Written request: Output the data that follows exactly, line for line.

(Collection entries)
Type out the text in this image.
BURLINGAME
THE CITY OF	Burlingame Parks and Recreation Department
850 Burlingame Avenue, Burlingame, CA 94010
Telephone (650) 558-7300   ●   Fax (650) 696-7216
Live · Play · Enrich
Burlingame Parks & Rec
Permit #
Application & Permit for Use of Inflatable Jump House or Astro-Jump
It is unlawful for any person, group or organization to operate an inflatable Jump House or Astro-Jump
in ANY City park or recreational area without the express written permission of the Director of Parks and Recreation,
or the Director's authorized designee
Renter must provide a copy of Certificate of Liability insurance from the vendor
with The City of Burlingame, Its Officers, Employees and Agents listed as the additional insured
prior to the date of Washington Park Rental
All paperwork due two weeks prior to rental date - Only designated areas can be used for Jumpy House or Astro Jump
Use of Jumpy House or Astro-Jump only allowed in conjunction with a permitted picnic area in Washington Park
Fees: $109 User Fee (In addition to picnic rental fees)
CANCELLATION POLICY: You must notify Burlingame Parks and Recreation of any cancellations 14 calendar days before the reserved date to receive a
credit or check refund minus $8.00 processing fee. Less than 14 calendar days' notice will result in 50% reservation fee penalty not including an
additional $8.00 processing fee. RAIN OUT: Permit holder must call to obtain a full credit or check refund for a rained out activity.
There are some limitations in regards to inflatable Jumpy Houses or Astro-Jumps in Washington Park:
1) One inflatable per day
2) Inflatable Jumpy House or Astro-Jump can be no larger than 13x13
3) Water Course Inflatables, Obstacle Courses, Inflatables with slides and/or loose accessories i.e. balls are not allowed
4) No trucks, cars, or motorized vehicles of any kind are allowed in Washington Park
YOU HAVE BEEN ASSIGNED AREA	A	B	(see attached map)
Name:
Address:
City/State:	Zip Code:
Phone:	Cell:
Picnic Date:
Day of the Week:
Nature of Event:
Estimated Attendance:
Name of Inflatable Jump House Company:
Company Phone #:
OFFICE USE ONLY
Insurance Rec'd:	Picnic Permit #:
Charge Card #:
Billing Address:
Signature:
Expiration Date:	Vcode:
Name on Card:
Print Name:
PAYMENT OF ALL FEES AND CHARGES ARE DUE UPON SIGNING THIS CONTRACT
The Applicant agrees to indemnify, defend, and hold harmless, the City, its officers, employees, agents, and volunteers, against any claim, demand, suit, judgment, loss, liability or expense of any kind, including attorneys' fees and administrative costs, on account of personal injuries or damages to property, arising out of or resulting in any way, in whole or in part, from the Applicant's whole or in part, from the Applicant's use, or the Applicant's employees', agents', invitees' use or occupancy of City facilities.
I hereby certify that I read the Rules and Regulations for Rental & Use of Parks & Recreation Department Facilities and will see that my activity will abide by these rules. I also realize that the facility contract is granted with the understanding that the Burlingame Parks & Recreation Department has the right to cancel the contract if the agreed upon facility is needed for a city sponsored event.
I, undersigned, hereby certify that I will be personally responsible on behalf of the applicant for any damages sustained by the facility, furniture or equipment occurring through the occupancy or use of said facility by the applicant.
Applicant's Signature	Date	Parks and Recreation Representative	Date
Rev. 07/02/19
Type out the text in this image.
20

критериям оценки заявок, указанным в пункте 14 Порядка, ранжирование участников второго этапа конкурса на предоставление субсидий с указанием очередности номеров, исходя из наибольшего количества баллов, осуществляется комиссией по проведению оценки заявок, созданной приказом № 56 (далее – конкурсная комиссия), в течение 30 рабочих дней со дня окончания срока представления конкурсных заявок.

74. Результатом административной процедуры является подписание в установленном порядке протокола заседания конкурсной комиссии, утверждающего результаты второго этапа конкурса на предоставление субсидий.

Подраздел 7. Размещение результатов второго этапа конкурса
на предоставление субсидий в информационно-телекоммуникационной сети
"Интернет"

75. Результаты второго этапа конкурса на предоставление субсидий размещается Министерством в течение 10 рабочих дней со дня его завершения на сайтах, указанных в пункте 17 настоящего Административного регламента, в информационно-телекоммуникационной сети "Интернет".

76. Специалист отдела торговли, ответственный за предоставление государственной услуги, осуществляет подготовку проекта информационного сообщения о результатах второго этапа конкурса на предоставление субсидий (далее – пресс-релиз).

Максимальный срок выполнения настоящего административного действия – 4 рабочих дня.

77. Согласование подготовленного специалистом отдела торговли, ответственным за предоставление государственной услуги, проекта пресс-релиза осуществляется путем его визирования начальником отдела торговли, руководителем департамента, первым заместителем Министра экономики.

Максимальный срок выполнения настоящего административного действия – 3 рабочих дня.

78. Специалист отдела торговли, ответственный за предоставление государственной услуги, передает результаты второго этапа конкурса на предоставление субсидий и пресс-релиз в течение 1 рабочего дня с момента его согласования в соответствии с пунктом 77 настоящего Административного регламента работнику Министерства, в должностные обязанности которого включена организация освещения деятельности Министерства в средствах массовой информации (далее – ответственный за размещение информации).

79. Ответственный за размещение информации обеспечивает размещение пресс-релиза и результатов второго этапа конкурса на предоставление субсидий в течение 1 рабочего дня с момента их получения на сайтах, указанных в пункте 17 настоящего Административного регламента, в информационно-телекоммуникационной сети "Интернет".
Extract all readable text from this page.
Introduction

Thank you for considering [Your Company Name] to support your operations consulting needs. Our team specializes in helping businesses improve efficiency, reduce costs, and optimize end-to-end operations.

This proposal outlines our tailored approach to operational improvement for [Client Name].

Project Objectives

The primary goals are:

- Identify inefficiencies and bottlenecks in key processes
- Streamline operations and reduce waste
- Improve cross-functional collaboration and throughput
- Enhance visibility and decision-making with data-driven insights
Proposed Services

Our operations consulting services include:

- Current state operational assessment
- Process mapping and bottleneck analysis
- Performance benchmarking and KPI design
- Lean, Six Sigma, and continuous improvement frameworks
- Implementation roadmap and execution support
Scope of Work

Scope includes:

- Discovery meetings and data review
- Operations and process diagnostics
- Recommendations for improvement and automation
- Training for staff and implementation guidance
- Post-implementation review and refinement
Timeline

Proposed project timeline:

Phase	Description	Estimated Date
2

Full answer:
Type out the text in this image.
BURLINGAME
THE CITY OF	Burlingame Parks and Recreation Department
850 Burlingame Avenue, Burlingame, CA 94010
Telephone (650) 558-7300   ●   Fax (650) 696-7216
Live · Play · Enrich
Burlingame Parks & Rec
Permit #
Application & Permit for Use of Inflatable Jump House or Astro-Jump
It is unlawful for any person, group or organization to operate an inflatable Jump House or Astro-Jump
in ANY City park or recreational area without the express written permission of the Director of Parks and Recreation,
or the Director's authorized designee
Renter must provide a copy of Certificate of Liability insurance from the vendor
with The City of Burlingame, Its Officers, Employees and Agents listed as the additional insured
prior to the date of Washington Park Rental
All paperwork due two weeks prior to rental date - Only designated areas can be used for Jumpy House or Astro Jump
Use of Jumpy House or Astro-Jump only allowed in conjunction with a permitted picnic area in Washington Park
Fees: $109 User Fee (In addition to picnic rental fees)
CANCELLATION POLICY: You must notify Burlingame Parks and Recreation of any cancellations 14 calendar days before the reserved date to receive a
credit or check refund minus $8.00 processing fee. Less than 14 calendar days' notice will result in 50% reservation fee penalty not including an
additional $8.00 processing fee. RAIN OUT: Permit holder must call to obtain a full credit or check refund for a rained out activity.
There are some limitations in regards to inflatable Jumpy Houses or Astro-Jumps in Washington Park:
1) One inflatable per day
2) Inflatable Jumpy House or Astro-Jump can be no larger than 13x13
3) Water Course Inflatables, Obstacle Courses, Inflatables with slides and/or loose accessories i.e. balls are not allowed
4) No trucks, cars, or motorized vehicles of any kind are allowed in Washington Park
YOU HAVE BEEN ASSIGNED AREA	A	B	(see attached map)
Name:
Address:
City/State:	Zip Code:
Phone:	Cell:
Picnic Date:
Day of the Week:
Nature of Event:
Estimated Attendance:
Name of Inflatable Jump House Company:
Company Phone #:
OFFICE USE ONLY
Insurance Rec'd:	Picnic Permit #:
Charge Card #:
Billing Address:
Signature:
Expiration Date:	Vcode:
Name on Card:
Print Name:
PAYMENT OF ALL FEES AND CHARGES ARE DUE UPON SIGNING THIS CONTRACT
The Applicant agrees to indemnify, defend, and hold harmless, the City, its officers, employees, agents, and volunteers, against any claim, demand, suit, judgment, loss, liability or expense of any kind, including attorneys' fees and administrative costs, on account of personal injuries or damages to property, arising out of or resulting in any way, in whole or in part, from the Applicant's whole or in part, from the Applicant's use, or the Applicant's employees', agents', invitees' use or occupancy of City facilities.
I hereby certify that I read the Rules and Regulations for Rental & Use of Parks & Recreation Department Facilities and will see that my activity will abide by these rules. I also realize that the facility contract is granted with the understanding that the Burlingame Parks & Recreation Department has the right to cancel the contract if the agreed upon facility is needed for a city sponsored event.
I, undersigned, hereby certify that I will be personally responsible on behalf of the applicant for any damages sustained by the facility, furniture or equipment occurring through the occupancy or use of said facility by the applicant.
Applicant's Signature	Date	Parks and Recreation Representative	Date
Rev. 07/02/19
Type out the text in this image.
20

критериям оценки заявок, указанным в пункте 14 Порядка, ранжирование участников второго этапа конкурса на предоставление субсидий с указанием очередности номеров, исходя из наибольшего количества баллов, осуществляется комиссией по проведению оценки заявок, созданной приказом № 56 (далее – конкурсная комиссия), в течение 30 рабочих дней со дня окончания срока представления конкурсных заявок.

74. Результатом административной процедуры является подписание в установленном порядке протокола заседания конкурсной комиссии, утверждающего результаты второго этапа конкурса на предоставление субсидий.

Подраздел 7. Размещение результатов второго этапа конкурса
на предоставление субсидий в информационно-телекоммуникационной сети
"Интернет"

75. Результаты второго этапа конкурса на предоставление субсидий размещается Министерством в течение 10 рабочих дней со дня его завершения на сайтах, указанных в пункте 17 настоящего Административного регламента, в информационно-телекоммуникационной сети "Интернет".

76. Специалист отдела торговли, ответственный за предоставление государственной услуги, осуществляет подготовку проекта информационного сообщения о результатах второго этапа конкурса на предоставление субсидий (далее – пресс-релиз).

Максимальный срок выполнения настоящего административного действия – 4 рабочих дня.

77. Согласование подготовленного специалистом отдела торговли, ответственным за предоставление государственной услуги, проекта пресс-релиза осуществляется путем его визирования начальником отдела торговли, руководителем департамента, первым заместителем Министра экономики.

Максимальный срок выполнения настоящего административного действия – 3 рабочих дня.

78. Специалист отдела торговли, ответственный за предоставление государственной услуги, передает результаты второго этапа конкурса на предоставление субсидий и пресс-релиз в течение 1 рабочего дня с момента его согласования в соответствии с пунктом 77 настоящего Административного регламента работнику Министерства, в должностные обязанности которого включена организация освещения деятельности Министерства в средствах массовой информации (далее – ответственный за размещение информации).

79. Ответственный за размещение информации обеспечивает размещение пресс-релиза и результатов второго этапа конкурса на предоставление субсидий в течение 1 рабочего дня с момента их получения на сайтах, указанных в пункте 17 настоящего Административного регламента, в информационно-телекоммуникационной сети "Интернет".
Extract all readable text from this page.
Introduction

Thank you for considering [Your Company Name] to support your operations consulting needs. Our team specializes in helping businesses improve efficiency, reduce costs, and optimize end-to-end operations.

This proposal outlines our tailored approach to operational improvement for [Client Name].

Project Objectives

The primary goals are:

- Identify inefficiencies and bottlenecks in key processes
- Streamline operations and reduce waste
- Improve cross-functional collaboration and throughput
- Enhance visibility and decision-making with data-driven insights
Proposed Services

Our operations consulting services include:

- Current state operational assessment
- Process mapping and bottleneck analysis
- Performance benchmarking and KPI design
- Lean, Six Sigma, and continuous improvement frameworks
- Implementation roadmap and execution support
Scope of Work

Scope includes:

- Discovery meetings and data review
- Operations and process diagnostics
- Recommendations for improvement and automation
- Training for staff and implementation guidance
- Post-implementation review and refinement
Timeline

Proposed project timeline:

Phase	Description	Estimated Date
2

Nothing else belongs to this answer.